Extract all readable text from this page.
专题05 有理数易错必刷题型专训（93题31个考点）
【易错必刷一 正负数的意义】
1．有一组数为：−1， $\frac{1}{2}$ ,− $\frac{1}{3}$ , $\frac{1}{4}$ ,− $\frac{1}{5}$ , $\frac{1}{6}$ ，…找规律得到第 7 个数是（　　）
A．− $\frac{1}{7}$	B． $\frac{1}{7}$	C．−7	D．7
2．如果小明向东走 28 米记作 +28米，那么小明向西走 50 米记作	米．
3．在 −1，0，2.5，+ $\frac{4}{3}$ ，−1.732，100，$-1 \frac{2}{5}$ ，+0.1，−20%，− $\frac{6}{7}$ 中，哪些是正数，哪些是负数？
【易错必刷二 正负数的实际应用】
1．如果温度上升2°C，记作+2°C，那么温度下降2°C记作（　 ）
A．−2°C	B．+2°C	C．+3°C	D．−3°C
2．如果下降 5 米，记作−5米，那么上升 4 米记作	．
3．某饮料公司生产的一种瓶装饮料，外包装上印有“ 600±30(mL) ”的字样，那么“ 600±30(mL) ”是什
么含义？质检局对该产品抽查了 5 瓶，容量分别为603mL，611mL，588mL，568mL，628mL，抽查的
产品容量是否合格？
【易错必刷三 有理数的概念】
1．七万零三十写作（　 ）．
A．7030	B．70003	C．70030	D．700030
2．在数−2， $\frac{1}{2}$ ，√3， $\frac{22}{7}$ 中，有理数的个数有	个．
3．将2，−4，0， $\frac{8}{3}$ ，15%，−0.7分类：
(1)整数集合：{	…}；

> _Stated problem_: Working from the material above, retype it in its entirety without change.

> _Task answer_:
Extract all readable text from this page.
专题05 有理数易错必刷题型专训（93题31个考点）
【易错必刷一 正负数的意义】
1．有一组数为：−1， $\frac{1}{2}$ ,− $\frac{1}{3}$ , $\frac{1}{4}$ ,− $\frac{1}{5}$ , $\frac{1}{6}$ ，…找规律得到第 7 个数是（　　）
A．− $\frac{1}{7}$	B． $\frac{1}{7}$	C．−7	D．7
2．如果小明向东走 28 米记作 +28米，那么小明向西走 50 米记作	米．
3．在 −1，0，2.5，+ $\frac{4}{3}$ ，−1.732，100，$-1 \frac{2}{5}$ ，+0.1，−20%，− $\frac{6}{7}$ 中，哪些是正数，哪些是负数？
【易错必刷二 正负数的实际应用】
1．如果温度上升2°C，记作+2°C，那么温度下降2°C记作（　 ）
A．−2°C	B．+2°C	C．+3°C	D．−3°C
2．如果下降 5 米，记作−5米，那么上升 4 米记作	．
3．某饮料公司生产的一种瓶装饮料，外包装上印有“ 600±30(mL) ”的字样，那么“ 600±30(mL) ”是什
么含义？质检局对该产品抽查了 5 瓶，容量分别为603mL，611mL，588mL，568mL，628mL，抽查的
产品容量是否合格？
【易错必刷三 有理数的概念】
1．七万零三十写作（　 ）．
A．7030	B．70003	C．70030	D．700030
2．在数−2， $\frac{1}{2}$ ，√3， $\frac{22}{7}$ 中，有理数的个数有	个．
3．将2，−4，0， $\frac{8}{3}$ ，15%，−0.7分类：
(1)整数集合：{	…}；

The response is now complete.